> **Direction**
Go through the material below and copy each line where the word "value" appears.

BEGIN Raw data

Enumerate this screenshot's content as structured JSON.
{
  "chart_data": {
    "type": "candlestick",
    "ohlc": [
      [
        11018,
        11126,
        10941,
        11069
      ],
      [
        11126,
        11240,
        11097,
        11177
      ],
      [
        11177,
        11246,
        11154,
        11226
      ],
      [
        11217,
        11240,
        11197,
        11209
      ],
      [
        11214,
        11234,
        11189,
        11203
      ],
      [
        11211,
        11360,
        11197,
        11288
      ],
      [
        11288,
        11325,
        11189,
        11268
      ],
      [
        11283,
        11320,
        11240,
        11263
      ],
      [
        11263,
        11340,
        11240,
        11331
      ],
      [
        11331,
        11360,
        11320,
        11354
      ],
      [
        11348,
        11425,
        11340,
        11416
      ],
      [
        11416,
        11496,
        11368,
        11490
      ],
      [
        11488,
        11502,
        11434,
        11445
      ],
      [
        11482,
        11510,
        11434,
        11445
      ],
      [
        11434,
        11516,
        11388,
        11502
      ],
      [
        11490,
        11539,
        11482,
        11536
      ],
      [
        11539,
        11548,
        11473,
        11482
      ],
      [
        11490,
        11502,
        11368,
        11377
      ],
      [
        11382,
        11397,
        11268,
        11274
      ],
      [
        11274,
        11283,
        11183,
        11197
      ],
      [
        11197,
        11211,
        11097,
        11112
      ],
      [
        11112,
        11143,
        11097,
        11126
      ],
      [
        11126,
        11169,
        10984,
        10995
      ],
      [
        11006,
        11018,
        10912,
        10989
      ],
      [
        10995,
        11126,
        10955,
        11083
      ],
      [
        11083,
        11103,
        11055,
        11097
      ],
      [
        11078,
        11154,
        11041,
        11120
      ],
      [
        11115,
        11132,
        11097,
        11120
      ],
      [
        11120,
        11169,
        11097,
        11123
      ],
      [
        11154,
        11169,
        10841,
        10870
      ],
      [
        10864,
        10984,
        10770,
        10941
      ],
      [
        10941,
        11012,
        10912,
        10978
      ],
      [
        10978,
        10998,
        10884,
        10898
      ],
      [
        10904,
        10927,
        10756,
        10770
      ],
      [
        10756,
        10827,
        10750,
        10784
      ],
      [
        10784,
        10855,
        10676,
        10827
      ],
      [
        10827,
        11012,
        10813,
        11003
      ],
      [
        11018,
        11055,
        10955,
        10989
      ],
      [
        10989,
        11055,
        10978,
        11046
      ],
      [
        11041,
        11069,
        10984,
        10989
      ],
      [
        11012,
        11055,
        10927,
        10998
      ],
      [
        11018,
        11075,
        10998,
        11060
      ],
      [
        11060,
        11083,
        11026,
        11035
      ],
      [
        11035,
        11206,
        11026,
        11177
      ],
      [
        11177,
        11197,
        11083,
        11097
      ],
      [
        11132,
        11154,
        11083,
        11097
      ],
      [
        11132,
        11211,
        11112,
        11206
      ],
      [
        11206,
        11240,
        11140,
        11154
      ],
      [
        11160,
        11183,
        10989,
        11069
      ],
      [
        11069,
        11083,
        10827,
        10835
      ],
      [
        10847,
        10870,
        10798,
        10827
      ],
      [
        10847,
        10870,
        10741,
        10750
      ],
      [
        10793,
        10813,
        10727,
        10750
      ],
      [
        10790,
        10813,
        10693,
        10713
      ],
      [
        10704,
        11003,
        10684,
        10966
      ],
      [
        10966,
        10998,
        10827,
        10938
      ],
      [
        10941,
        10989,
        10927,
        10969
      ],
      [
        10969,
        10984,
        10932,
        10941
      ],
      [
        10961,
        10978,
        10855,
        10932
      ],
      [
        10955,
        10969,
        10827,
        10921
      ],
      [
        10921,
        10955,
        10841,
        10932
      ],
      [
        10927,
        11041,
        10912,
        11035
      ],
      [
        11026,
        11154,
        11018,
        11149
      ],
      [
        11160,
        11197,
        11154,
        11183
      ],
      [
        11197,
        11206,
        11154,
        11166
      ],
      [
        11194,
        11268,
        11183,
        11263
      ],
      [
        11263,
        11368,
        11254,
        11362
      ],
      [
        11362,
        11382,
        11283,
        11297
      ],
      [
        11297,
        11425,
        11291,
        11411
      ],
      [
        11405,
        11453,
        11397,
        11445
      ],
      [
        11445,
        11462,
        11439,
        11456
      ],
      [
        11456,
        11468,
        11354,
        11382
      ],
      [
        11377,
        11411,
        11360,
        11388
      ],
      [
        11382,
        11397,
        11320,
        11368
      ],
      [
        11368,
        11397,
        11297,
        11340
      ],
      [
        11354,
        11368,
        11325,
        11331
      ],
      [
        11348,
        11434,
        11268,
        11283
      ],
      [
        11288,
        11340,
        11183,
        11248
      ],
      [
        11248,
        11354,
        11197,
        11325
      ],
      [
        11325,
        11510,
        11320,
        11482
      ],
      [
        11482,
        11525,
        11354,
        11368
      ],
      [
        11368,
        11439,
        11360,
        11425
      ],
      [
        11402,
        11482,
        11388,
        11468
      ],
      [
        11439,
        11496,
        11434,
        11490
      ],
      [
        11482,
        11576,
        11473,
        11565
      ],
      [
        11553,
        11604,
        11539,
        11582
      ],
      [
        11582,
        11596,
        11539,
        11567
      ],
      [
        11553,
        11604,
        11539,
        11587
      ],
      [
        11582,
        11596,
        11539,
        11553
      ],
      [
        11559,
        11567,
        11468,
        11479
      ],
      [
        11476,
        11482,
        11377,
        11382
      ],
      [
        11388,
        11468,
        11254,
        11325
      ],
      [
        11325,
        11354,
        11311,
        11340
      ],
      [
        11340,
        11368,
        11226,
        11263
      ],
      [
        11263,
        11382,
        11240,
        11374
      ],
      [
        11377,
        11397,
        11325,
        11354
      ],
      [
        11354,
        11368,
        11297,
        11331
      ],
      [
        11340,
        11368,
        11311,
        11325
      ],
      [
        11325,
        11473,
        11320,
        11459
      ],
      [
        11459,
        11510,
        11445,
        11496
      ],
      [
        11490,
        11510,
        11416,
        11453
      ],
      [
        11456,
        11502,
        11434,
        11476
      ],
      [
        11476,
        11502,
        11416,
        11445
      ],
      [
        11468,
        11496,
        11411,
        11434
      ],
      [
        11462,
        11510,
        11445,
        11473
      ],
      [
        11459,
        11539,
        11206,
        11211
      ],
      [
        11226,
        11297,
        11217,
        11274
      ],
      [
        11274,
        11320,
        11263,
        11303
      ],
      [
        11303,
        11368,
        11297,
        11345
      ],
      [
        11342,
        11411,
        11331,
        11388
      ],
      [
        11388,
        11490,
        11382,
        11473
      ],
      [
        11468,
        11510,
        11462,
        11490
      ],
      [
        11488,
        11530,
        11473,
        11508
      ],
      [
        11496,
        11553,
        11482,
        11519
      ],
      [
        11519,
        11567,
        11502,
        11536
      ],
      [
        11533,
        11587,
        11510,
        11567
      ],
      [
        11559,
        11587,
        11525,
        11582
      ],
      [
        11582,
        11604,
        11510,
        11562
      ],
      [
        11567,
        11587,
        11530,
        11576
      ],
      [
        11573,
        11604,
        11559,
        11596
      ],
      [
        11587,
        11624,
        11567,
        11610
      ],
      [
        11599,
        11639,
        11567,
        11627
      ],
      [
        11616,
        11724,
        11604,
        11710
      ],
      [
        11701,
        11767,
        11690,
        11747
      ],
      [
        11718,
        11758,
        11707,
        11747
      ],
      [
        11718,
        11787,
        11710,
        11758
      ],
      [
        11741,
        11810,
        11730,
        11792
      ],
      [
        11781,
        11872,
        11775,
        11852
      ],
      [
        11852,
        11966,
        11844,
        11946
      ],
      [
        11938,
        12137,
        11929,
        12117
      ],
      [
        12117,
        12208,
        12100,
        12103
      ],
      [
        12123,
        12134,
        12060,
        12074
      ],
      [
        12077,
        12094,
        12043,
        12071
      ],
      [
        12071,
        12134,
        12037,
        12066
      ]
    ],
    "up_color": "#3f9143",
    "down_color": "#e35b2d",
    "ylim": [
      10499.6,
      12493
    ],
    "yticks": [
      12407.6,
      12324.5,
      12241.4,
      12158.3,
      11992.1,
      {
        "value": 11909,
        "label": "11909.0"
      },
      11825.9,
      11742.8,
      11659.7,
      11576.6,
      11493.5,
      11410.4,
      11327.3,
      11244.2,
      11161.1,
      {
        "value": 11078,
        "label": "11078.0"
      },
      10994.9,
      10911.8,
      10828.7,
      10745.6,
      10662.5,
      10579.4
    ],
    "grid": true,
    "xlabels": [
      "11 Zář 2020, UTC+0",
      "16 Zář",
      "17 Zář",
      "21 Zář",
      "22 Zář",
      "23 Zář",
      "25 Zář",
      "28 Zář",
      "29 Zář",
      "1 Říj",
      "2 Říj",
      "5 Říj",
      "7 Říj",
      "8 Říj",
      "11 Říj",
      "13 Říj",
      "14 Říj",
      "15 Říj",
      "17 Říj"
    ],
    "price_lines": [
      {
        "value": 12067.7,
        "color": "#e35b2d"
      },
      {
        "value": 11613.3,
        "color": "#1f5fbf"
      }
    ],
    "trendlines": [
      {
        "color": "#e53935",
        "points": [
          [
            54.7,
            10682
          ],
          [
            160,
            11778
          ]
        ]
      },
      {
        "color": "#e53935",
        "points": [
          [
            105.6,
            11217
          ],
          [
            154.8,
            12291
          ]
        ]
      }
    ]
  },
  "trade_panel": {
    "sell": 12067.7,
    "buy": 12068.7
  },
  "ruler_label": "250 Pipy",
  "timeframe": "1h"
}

END Raw data

> **Exercise answer**
        "value": 11909,
        "value": 11078,
        "value": 12067.7,
        "value": 11613.3,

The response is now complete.